Search the records for the word "jpeg" and pick out every line that has it.

=======

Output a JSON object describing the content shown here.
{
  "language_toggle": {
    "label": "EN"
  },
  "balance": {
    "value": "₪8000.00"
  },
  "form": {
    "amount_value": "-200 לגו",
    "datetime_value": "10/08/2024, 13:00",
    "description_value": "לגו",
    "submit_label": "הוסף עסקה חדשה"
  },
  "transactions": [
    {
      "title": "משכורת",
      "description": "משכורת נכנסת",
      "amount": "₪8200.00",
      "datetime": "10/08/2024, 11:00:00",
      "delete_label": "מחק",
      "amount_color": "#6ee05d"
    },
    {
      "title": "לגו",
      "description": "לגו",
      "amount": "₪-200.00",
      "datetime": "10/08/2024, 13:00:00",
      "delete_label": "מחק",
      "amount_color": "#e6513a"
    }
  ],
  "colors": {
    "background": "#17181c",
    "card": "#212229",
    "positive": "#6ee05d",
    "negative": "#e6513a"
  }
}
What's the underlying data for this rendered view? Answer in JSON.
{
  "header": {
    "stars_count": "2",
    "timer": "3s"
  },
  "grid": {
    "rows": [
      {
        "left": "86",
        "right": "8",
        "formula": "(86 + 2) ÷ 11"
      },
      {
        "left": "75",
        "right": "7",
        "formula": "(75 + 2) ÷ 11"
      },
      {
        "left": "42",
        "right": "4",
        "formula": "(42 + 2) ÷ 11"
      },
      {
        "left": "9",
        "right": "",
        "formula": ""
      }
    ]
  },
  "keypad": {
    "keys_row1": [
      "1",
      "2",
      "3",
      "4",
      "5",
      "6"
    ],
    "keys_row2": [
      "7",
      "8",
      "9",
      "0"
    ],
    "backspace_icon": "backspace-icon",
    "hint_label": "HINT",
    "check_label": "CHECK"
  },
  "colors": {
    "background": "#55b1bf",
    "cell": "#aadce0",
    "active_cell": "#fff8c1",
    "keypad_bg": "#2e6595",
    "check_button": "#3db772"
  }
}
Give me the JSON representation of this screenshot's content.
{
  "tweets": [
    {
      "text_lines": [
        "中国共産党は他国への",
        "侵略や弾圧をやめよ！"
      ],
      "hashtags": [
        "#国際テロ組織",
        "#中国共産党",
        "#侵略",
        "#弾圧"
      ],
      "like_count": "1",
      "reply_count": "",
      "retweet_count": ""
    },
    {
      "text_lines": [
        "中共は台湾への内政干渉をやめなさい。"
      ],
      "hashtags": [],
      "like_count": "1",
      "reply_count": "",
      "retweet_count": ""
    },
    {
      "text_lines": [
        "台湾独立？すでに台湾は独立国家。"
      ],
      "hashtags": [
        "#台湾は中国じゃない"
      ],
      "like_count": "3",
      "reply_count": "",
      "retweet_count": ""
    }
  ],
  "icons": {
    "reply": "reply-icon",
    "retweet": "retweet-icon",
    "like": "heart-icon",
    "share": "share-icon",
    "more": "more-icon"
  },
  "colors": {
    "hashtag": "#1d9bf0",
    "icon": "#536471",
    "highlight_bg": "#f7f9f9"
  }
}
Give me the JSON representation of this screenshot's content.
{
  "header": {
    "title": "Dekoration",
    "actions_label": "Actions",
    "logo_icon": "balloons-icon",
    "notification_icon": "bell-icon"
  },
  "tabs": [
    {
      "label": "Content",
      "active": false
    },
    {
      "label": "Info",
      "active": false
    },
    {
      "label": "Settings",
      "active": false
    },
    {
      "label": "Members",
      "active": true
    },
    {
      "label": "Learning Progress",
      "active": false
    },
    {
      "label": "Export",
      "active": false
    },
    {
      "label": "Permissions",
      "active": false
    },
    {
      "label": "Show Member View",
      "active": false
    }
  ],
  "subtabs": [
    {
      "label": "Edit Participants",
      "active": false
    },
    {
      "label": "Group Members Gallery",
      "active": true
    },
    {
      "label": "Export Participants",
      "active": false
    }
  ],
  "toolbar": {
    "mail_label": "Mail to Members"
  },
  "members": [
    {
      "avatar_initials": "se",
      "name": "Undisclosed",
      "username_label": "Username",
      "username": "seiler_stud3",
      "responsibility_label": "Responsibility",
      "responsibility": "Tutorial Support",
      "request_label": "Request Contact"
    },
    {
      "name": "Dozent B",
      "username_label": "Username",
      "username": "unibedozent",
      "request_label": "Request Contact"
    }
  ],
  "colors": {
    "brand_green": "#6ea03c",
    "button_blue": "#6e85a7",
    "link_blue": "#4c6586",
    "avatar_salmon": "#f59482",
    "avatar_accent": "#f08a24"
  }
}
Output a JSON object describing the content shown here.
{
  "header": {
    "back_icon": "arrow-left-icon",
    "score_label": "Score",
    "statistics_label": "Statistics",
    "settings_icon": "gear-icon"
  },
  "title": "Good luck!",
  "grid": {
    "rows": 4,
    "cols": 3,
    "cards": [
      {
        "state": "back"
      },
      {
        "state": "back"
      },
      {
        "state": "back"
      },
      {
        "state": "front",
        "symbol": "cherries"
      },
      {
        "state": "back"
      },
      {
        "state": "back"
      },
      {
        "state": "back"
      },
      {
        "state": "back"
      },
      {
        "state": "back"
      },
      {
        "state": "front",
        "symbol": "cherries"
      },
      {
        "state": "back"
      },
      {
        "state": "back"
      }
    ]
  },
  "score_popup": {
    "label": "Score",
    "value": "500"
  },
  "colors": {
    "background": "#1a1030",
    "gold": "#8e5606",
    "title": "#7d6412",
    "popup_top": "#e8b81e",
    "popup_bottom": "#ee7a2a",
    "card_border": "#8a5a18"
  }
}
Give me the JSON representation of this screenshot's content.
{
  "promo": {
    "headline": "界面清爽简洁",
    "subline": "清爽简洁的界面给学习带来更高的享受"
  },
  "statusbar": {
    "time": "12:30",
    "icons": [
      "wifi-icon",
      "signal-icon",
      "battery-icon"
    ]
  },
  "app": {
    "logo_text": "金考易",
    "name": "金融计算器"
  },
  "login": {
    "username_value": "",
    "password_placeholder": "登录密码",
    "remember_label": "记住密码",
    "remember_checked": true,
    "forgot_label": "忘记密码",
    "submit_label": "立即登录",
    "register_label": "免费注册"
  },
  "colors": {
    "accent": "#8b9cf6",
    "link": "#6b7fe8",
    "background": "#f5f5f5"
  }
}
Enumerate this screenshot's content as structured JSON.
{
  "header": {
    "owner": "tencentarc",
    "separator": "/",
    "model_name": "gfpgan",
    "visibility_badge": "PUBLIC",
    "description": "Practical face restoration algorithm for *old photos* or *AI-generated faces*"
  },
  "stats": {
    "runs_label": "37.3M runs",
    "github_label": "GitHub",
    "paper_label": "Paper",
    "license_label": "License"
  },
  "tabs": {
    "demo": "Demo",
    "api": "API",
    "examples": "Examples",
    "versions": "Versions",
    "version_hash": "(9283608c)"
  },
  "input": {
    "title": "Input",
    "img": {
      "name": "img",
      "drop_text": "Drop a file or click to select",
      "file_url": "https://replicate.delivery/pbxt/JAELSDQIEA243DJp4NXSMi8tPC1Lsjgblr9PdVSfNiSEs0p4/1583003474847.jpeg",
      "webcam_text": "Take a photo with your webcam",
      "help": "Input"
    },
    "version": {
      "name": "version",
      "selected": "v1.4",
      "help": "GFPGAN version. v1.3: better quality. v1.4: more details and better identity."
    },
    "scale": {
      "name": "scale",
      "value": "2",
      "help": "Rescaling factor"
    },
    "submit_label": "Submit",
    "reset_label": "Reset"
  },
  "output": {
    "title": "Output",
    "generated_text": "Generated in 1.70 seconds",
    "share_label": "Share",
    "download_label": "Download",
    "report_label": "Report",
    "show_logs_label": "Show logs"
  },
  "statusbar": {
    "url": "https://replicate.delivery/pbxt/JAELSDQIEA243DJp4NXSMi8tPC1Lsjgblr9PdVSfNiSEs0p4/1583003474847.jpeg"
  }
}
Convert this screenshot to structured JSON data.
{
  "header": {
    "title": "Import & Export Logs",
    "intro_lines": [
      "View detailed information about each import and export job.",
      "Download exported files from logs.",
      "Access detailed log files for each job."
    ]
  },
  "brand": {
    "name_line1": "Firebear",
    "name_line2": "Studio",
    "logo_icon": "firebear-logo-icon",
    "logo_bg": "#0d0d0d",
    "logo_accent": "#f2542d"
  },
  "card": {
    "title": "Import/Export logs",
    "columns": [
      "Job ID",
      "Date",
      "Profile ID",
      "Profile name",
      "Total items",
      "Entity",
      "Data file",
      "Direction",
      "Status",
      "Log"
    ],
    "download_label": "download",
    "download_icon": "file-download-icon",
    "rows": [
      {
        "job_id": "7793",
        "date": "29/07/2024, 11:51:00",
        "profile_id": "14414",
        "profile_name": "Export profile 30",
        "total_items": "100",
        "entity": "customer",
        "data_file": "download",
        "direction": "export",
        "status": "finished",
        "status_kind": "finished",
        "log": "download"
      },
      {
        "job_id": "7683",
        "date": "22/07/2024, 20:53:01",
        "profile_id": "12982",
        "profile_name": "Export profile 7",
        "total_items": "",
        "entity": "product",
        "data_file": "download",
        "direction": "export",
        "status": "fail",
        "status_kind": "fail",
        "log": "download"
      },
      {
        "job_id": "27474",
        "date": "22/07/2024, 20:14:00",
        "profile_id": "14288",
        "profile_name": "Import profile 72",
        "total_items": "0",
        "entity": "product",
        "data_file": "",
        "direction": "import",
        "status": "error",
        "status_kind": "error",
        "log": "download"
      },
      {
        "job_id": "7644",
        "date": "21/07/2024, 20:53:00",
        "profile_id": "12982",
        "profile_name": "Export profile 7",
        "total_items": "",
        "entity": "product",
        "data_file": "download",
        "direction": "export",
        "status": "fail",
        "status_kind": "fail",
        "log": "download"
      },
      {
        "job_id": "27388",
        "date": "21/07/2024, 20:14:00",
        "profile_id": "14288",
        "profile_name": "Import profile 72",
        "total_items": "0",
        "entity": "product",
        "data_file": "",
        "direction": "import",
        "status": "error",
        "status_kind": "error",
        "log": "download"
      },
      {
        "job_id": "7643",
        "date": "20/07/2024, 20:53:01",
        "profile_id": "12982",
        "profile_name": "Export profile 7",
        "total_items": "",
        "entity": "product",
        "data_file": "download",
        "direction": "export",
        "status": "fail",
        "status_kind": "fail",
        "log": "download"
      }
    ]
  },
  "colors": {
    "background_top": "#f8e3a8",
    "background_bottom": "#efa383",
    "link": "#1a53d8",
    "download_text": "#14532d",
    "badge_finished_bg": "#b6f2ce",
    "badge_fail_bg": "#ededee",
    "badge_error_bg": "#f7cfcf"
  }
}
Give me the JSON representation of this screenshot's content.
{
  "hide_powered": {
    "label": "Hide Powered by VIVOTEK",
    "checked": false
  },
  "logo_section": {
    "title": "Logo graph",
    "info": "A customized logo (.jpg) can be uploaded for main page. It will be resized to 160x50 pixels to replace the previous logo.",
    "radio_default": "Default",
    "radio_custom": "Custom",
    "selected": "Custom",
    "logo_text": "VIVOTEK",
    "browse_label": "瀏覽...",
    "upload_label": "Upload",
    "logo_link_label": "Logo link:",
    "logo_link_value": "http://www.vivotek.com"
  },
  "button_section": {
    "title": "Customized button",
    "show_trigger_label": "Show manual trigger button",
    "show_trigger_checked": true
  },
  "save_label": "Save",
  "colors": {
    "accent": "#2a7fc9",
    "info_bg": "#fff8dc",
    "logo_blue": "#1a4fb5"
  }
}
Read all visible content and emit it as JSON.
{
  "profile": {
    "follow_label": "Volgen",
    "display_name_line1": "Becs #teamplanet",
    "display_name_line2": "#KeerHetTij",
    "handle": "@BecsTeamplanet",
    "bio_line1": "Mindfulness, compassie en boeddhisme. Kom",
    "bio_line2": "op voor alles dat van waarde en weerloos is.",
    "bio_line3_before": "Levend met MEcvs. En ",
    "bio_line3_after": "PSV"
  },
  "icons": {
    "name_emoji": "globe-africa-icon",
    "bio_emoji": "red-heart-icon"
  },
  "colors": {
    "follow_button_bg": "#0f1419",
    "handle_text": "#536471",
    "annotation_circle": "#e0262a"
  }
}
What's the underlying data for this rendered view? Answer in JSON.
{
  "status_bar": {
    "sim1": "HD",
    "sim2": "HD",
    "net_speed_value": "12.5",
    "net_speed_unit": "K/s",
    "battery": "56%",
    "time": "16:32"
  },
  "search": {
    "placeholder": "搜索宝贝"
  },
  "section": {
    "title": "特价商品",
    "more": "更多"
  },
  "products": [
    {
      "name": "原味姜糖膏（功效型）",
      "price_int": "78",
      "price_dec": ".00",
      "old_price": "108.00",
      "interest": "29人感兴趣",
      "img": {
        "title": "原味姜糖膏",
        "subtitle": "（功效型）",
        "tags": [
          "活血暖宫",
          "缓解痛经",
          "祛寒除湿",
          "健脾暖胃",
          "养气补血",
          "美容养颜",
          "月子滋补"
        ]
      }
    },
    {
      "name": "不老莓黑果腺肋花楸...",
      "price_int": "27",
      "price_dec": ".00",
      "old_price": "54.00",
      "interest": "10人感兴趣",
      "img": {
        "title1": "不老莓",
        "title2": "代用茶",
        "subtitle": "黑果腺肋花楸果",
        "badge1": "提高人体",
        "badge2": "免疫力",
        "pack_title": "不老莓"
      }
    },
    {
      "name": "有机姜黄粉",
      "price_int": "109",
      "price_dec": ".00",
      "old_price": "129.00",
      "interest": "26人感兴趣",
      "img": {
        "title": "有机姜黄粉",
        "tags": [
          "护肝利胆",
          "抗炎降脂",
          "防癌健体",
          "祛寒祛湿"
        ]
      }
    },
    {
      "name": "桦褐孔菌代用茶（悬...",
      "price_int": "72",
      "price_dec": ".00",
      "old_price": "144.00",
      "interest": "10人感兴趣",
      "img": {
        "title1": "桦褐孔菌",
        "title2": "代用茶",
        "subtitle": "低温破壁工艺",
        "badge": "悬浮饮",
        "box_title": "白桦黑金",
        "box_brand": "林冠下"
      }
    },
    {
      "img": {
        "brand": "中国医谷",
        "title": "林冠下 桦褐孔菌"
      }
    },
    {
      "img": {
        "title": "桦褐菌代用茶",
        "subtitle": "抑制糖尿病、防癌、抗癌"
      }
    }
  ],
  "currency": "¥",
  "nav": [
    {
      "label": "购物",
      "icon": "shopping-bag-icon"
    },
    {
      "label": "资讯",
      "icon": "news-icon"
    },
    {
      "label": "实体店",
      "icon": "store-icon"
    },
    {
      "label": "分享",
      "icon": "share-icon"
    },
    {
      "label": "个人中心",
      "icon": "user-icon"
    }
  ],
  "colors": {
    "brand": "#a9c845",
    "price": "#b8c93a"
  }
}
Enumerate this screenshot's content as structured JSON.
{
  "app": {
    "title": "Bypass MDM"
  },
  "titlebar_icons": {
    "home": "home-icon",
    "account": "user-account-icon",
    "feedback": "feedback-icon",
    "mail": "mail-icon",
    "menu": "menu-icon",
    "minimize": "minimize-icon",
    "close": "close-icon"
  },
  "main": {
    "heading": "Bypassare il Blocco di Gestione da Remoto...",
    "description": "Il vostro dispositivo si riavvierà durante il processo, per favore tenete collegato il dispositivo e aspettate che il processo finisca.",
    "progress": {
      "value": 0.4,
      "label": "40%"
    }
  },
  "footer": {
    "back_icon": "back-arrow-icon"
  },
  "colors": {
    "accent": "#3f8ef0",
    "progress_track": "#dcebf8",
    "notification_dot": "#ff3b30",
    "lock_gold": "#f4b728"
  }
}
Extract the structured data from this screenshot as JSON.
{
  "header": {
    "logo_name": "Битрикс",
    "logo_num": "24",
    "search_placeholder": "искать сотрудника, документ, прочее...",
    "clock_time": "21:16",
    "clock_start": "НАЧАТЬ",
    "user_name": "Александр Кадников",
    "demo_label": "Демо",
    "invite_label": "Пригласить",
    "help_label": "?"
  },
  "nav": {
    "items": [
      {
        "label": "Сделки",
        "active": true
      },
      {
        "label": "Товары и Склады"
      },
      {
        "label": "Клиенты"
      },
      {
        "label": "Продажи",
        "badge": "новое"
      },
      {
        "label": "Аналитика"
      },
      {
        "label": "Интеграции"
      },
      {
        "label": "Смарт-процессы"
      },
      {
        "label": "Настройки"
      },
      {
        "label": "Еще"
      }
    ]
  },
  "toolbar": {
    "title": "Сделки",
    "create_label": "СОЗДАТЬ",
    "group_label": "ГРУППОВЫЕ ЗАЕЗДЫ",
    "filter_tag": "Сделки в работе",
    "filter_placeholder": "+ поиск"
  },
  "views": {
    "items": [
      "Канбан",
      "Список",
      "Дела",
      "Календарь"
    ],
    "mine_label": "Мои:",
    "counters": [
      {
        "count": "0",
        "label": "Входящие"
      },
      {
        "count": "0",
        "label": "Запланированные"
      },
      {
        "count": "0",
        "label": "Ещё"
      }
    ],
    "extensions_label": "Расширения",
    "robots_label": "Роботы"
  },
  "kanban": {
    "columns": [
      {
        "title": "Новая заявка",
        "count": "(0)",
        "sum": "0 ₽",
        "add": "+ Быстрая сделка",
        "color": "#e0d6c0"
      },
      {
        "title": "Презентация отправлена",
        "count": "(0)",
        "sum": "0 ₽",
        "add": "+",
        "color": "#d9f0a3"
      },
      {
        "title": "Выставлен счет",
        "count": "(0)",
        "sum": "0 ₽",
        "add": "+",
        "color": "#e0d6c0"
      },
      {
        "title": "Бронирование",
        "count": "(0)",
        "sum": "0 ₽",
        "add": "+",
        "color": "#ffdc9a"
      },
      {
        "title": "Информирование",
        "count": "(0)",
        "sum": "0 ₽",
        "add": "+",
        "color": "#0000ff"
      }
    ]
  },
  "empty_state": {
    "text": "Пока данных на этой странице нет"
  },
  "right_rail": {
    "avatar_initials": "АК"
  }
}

=======

▸ **The result**
      "file_url": "https://replicate.delivery/pbxt/JAELSDQIEA243DJp4NXSMi8tPC1Lsjgblr9PdVSfNiSEs0p4/1583003474847.jpeg",
    "url": "https://replicate.delivery/pbxt/JAELSDQIEA243DJp4NXSMi8tPC1Lsjgblr9PdVSfNiSEs0p4/1583003474847.jpeg"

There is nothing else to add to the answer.